Requirements: Count lines holding the word "entries". Only the number is wanted.

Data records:
-------
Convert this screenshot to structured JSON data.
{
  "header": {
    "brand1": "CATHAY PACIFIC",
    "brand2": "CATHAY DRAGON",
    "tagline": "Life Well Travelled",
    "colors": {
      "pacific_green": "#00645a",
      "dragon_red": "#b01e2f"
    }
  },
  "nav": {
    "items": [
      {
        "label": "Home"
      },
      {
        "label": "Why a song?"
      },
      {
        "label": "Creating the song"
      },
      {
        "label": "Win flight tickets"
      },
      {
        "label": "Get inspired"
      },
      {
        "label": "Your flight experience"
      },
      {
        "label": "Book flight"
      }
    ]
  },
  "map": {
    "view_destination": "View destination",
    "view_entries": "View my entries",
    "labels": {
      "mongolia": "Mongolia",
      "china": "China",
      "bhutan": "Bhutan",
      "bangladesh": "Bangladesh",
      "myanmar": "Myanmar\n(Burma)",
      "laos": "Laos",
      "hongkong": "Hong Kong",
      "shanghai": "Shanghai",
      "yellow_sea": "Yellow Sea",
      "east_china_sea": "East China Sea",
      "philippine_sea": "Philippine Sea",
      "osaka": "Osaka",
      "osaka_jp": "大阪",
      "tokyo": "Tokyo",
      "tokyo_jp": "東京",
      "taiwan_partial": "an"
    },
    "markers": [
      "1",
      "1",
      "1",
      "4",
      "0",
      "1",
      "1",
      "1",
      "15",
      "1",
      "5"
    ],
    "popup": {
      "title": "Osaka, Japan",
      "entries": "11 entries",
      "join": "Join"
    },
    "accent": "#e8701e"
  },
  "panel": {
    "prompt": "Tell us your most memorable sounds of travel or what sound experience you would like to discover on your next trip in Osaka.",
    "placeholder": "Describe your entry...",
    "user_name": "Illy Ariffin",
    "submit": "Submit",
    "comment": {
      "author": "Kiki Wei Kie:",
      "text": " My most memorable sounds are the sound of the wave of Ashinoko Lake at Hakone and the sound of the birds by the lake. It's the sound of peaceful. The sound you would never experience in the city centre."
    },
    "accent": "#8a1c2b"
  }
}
-------
Result: 2